DATA PROVIDED >>
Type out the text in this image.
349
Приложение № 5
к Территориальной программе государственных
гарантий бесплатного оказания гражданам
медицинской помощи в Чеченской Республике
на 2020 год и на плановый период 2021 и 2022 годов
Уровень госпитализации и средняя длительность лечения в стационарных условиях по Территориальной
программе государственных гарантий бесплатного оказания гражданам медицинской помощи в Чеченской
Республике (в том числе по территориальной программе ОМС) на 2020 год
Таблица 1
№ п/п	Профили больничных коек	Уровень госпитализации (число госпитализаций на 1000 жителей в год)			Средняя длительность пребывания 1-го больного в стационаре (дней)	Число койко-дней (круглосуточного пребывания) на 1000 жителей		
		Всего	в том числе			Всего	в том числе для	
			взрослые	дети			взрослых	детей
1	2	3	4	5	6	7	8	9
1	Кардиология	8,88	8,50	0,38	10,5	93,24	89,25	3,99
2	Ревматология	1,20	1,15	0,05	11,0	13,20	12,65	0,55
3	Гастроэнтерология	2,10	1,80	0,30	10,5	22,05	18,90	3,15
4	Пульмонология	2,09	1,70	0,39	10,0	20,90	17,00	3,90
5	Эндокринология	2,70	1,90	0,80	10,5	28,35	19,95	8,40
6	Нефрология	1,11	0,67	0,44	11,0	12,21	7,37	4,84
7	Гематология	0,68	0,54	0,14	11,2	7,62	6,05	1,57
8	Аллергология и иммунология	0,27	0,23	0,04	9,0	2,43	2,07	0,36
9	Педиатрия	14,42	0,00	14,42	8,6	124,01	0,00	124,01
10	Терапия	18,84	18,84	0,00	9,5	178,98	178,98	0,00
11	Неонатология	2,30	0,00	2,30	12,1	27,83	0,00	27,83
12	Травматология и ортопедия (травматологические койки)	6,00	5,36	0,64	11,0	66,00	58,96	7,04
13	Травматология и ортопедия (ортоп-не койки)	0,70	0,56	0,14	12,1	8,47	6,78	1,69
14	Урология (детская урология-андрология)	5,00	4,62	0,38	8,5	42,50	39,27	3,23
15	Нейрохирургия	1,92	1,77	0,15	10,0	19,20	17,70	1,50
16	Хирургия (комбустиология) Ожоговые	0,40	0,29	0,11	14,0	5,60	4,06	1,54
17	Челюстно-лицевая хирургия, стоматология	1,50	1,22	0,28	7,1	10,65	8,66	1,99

GIVEN TASK >> What is the number of lines that hold the string "госпитализации"? Give it alone.

WORKED ANSWER >> 2